* [Work to complete]:
Report all lines from the entries below in which "height" appears.

* [Information given]:
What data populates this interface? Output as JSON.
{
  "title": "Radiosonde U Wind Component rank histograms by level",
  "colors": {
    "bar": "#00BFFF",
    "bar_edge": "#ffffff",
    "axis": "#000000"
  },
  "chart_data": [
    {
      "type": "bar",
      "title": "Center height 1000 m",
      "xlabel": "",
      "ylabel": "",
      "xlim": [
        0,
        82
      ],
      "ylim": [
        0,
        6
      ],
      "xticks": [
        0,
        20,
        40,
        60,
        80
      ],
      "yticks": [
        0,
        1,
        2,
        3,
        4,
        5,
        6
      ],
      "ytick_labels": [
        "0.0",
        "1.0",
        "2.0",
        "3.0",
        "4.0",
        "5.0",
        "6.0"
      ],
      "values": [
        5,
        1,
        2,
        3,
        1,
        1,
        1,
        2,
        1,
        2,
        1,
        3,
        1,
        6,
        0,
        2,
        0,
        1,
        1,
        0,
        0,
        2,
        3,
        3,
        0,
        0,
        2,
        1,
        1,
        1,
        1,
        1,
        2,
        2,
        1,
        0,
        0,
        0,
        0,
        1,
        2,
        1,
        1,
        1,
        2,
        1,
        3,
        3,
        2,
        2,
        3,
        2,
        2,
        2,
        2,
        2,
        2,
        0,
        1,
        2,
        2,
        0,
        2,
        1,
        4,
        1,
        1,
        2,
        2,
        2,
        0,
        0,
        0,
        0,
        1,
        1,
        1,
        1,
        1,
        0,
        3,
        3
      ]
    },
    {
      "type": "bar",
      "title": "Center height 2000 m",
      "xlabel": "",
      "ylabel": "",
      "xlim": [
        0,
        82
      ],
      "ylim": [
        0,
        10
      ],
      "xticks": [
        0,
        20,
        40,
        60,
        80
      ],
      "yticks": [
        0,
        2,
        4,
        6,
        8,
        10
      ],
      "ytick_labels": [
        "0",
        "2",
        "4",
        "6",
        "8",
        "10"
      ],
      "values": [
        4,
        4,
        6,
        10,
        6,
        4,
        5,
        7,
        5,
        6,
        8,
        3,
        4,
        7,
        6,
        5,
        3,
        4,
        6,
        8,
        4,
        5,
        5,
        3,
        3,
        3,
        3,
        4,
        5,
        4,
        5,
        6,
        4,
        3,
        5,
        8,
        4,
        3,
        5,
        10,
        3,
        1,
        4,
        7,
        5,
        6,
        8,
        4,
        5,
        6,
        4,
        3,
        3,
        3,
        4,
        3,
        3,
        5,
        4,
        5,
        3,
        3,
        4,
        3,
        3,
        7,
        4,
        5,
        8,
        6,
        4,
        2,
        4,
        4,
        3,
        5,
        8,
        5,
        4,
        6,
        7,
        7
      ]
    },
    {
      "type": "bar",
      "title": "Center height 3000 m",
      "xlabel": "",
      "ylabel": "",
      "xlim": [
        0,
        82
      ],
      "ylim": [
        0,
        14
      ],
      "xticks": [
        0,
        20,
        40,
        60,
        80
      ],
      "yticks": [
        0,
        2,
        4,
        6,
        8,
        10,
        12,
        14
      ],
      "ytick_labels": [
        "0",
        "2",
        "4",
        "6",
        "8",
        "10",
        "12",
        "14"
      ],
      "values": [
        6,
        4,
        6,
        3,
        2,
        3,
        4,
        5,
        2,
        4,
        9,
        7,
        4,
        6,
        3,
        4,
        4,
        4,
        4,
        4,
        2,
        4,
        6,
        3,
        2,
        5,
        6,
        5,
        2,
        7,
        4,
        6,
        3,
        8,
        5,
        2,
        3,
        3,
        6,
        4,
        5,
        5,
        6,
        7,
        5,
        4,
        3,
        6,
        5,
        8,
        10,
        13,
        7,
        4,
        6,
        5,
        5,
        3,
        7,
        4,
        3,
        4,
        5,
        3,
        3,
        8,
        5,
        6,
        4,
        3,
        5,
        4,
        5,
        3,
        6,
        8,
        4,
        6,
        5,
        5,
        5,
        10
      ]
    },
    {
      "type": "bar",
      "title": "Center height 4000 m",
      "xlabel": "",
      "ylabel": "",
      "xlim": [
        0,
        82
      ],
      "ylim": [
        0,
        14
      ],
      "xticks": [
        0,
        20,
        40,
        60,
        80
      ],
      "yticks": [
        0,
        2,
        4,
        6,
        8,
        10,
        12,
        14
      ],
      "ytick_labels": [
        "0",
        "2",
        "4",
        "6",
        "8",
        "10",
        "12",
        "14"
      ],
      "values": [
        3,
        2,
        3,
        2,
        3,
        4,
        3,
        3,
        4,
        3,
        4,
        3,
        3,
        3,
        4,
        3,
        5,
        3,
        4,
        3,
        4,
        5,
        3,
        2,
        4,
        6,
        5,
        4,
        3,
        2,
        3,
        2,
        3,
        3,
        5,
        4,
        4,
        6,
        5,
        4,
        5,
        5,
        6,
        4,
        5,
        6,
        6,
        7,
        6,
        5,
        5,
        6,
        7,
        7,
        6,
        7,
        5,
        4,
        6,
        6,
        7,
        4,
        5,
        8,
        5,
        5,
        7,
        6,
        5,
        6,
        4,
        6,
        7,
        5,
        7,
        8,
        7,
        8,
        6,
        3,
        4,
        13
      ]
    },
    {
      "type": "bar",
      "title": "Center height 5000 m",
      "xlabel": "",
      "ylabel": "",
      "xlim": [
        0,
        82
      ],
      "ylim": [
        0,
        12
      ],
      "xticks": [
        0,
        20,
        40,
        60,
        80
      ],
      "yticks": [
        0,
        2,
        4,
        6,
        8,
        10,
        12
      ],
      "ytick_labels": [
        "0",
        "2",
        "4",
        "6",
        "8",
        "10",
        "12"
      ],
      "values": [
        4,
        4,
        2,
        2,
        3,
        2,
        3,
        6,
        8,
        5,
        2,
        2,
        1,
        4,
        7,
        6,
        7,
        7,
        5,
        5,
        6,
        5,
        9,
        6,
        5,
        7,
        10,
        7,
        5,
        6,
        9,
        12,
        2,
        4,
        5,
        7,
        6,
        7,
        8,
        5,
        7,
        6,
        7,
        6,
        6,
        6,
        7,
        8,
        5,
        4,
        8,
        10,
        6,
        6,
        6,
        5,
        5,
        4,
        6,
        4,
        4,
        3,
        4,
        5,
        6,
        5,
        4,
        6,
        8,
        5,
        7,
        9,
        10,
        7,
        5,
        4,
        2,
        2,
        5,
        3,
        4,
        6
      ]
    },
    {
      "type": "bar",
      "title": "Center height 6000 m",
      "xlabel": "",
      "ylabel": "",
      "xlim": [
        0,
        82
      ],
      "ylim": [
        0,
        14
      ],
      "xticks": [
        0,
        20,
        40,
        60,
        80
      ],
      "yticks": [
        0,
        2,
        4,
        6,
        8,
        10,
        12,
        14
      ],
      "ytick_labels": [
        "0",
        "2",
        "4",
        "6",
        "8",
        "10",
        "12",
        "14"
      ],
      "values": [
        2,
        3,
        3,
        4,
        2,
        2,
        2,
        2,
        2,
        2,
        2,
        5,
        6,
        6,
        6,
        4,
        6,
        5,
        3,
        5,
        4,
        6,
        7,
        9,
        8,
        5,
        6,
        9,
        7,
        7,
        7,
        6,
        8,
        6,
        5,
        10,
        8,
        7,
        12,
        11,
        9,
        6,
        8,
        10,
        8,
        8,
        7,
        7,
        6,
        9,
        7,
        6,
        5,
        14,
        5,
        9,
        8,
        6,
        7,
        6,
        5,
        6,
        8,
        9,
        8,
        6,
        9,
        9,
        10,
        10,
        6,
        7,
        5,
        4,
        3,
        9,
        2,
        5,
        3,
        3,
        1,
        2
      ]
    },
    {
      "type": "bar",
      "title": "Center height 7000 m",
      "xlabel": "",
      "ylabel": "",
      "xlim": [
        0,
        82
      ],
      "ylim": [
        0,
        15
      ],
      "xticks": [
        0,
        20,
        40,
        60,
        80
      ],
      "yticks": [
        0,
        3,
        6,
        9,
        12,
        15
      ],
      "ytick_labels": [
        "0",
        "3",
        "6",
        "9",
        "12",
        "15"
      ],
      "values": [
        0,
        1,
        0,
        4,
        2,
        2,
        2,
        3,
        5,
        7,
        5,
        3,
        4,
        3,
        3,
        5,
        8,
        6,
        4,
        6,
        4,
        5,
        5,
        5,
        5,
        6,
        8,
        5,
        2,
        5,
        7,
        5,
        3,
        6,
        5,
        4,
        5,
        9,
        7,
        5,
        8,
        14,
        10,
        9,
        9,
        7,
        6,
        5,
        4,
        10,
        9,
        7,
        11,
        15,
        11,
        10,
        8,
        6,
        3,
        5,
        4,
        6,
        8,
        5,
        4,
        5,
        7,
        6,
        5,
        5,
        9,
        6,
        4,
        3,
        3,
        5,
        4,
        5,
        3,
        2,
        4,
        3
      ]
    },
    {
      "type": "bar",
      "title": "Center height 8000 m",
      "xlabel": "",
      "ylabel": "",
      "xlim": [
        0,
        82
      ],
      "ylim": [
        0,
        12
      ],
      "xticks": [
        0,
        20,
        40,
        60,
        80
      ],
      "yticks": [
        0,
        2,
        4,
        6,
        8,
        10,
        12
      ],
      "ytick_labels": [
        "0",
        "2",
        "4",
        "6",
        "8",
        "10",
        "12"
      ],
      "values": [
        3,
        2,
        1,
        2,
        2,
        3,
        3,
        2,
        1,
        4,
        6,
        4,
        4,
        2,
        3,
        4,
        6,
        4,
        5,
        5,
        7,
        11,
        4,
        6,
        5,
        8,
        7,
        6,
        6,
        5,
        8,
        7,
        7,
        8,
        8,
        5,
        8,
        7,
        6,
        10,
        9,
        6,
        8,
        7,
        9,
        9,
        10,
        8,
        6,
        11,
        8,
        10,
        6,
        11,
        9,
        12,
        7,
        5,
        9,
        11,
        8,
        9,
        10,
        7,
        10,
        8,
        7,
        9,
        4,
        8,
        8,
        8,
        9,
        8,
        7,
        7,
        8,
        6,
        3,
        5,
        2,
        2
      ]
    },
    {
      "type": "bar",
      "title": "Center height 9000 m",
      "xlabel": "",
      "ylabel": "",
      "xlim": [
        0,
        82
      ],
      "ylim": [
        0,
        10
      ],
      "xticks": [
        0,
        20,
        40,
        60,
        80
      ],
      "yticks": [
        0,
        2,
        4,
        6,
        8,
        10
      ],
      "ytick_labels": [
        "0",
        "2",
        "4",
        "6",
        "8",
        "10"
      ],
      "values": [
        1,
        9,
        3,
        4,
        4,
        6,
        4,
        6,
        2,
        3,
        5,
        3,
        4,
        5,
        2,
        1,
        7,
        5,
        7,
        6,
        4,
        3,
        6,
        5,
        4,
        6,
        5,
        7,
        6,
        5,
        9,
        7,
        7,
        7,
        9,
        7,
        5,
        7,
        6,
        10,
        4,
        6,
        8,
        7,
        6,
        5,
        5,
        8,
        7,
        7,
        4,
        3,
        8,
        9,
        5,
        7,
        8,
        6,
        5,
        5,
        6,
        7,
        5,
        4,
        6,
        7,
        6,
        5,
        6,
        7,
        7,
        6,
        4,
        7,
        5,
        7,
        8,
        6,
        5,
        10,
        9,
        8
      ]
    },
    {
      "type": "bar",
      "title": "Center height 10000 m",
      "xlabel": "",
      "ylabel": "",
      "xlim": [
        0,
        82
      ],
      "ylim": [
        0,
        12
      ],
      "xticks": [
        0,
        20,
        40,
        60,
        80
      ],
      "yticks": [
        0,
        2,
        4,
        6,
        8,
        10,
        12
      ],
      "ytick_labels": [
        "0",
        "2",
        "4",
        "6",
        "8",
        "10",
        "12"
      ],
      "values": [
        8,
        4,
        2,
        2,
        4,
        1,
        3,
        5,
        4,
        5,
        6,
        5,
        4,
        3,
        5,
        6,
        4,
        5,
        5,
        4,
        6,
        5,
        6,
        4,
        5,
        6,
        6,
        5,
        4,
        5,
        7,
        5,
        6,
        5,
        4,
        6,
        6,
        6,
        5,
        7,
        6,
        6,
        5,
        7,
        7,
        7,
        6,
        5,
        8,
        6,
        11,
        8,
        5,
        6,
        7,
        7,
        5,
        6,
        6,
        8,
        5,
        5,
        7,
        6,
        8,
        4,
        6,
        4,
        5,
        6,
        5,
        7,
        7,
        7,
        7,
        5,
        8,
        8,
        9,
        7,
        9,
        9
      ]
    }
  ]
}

* * *

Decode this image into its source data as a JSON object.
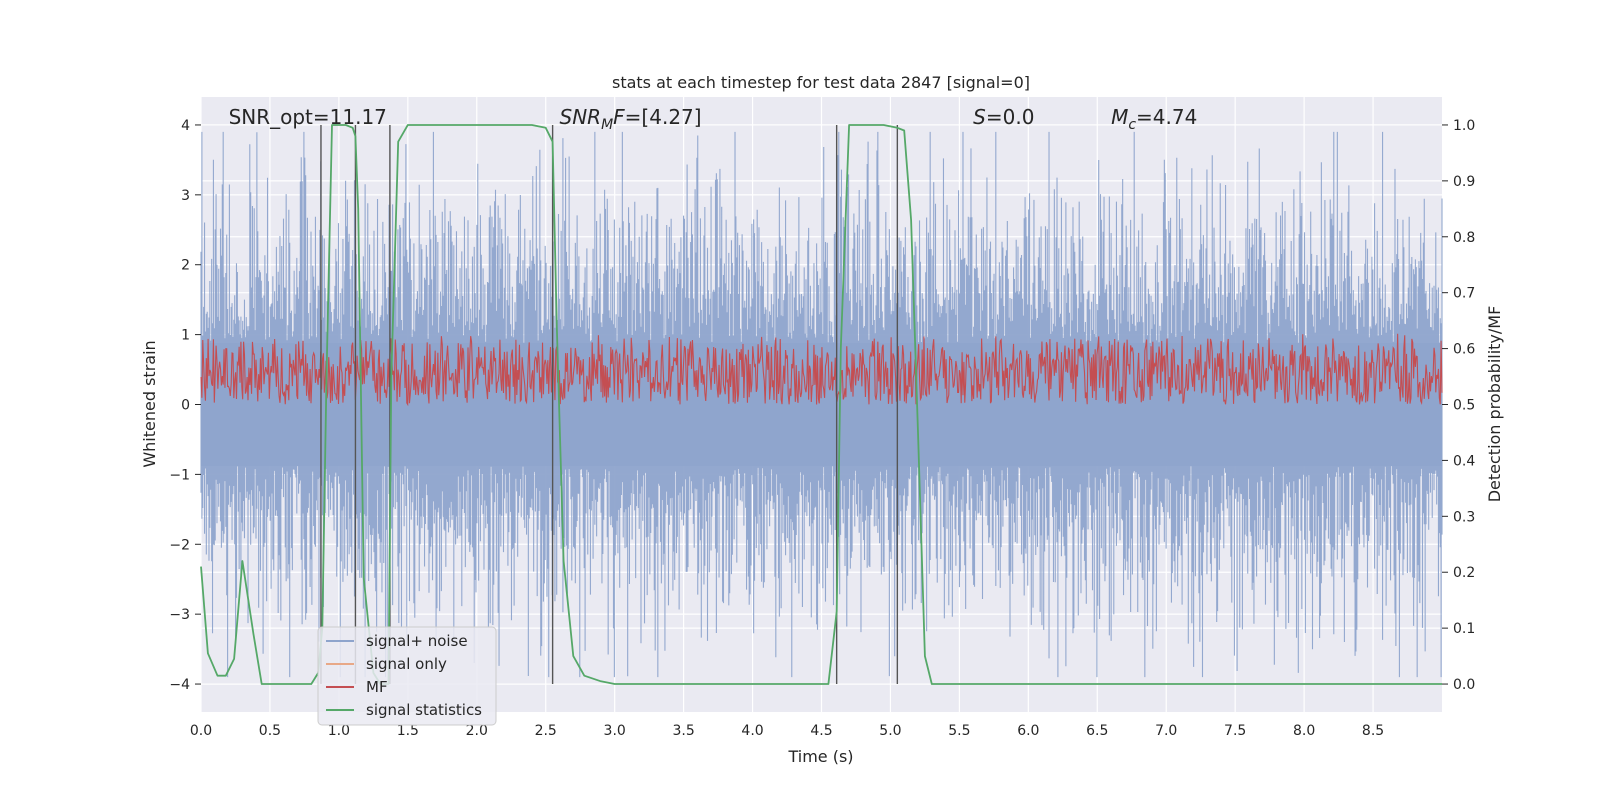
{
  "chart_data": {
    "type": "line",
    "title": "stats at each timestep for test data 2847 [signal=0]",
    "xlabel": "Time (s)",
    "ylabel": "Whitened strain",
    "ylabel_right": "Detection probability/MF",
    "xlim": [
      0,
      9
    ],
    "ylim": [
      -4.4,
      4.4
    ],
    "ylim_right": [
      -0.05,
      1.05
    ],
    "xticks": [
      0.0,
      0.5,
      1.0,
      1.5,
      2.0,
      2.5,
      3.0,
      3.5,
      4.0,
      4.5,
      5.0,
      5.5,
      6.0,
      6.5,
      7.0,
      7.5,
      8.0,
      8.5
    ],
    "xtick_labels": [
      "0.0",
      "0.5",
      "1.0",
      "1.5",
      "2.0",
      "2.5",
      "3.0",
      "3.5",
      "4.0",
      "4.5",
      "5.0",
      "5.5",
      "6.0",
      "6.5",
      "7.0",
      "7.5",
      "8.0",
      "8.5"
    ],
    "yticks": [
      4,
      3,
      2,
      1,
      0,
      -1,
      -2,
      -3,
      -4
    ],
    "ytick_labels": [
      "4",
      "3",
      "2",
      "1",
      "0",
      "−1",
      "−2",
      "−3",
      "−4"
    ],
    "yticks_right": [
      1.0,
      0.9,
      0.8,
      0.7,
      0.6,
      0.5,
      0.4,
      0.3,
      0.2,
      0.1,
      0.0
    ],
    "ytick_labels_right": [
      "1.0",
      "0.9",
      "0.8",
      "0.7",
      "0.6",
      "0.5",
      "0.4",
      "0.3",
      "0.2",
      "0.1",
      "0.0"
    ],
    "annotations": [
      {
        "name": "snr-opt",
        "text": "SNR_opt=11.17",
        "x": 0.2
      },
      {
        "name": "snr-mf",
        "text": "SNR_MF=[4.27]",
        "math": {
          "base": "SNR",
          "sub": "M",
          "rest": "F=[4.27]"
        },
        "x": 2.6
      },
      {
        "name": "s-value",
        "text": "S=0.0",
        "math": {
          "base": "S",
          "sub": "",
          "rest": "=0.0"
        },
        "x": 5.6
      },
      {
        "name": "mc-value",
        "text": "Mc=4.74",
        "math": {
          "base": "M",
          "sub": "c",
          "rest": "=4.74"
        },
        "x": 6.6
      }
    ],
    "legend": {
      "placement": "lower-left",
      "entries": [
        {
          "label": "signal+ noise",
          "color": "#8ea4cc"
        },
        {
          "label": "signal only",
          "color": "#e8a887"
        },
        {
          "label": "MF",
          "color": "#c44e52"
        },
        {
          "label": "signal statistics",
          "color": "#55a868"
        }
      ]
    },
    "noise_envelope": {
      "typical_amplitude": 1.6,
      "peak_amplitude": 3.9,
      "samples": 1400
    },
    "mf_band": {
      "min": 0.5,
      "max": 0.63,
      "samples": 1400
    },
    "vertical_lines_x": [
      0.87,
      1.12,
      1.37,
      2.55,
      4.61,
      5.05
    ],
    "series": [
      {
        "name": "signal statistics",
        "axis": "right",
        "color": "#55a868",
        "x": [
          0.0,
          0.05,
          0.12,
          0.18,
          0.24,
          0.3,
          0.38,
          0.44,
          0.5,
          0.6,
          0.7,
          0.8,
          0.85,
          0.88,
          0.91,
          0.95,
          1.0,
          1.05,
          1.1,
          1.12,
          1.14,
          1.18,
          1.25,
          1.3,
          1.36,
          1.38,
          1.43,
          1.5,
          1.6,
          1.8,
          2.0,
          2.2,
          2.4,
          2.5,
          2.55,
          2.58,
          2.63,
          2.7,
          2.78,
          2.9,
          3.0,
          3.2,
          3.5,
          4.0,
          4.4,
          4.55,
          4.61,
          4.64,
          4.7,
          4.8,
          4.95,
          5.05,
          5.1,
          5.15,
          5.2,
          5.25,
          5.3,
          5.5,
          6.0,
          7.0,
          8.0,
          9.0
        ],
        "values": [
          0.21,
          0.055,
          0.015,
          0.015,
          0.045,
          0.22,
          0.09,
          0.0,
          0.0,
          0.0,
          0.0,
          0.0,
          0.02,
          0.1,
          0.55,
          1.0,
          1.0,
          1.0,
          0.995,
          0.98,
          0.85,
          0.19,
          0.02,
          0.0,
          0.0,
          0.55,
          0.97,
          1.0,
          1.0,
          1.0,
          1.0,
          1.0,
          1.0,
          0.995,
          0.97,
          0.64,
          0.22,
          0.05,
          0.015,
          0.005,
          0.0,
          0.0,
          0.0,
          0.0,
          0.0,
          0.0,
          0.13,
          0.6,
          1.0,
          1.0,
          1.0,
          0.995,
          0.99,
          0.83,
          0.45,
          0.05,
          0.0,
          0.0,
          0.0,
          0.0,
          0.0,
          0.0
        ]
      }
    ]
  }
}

* * *

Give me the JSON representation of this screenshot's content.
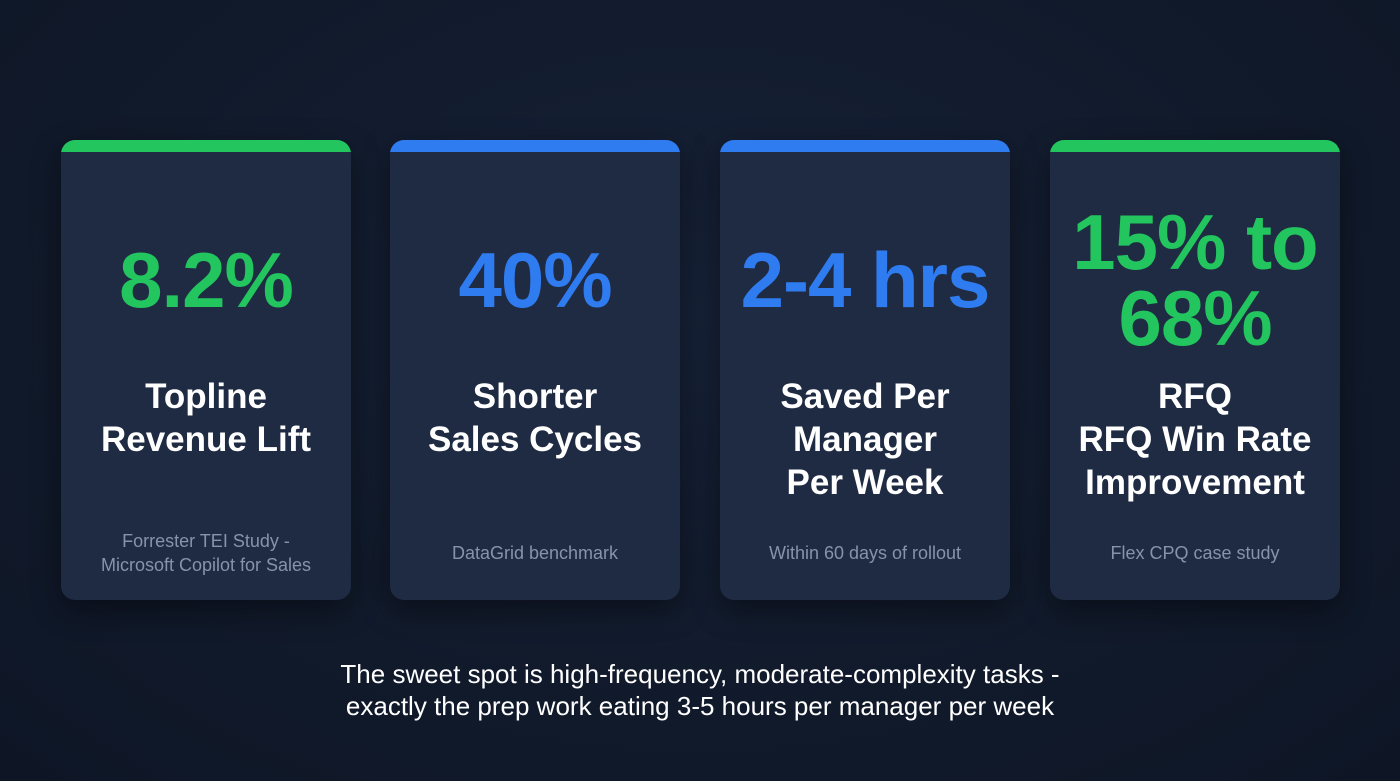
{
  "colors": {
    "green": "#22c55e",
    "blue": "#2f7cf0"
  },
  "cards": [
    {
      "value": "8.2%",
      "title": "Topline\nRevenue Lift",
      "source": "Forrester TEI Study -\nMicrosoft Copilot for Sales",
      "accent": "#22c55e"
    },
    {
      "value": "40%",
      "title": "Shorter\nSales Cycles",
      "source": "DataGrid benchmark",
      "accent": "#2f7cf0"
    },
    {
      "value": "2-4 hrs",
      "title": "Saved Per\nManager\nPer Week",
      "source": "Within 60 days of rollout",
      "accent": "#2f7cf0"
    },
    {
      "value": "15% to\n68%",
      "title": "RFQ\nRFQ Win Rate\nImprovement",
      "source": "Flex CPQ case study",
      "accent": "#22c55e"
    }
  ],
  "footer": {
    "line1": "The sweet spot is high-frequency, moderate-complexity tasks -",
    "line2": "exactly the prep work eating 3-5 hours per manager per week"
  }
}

* [Full solution]:
      "title": "Center height 1000 m",
      "title": "Center height 2000 m",
      "title": "Center height 3000 m",
      "title": "Center height 4000 m",
      "title": "Center height 5000 m",
      "title": "Center height 6000 m",
      "title": "Center height 7000 m",
      "title": "Center height 8000 m",
      "title": "Center height 9000 m",
      "title": "Center height 10000 m",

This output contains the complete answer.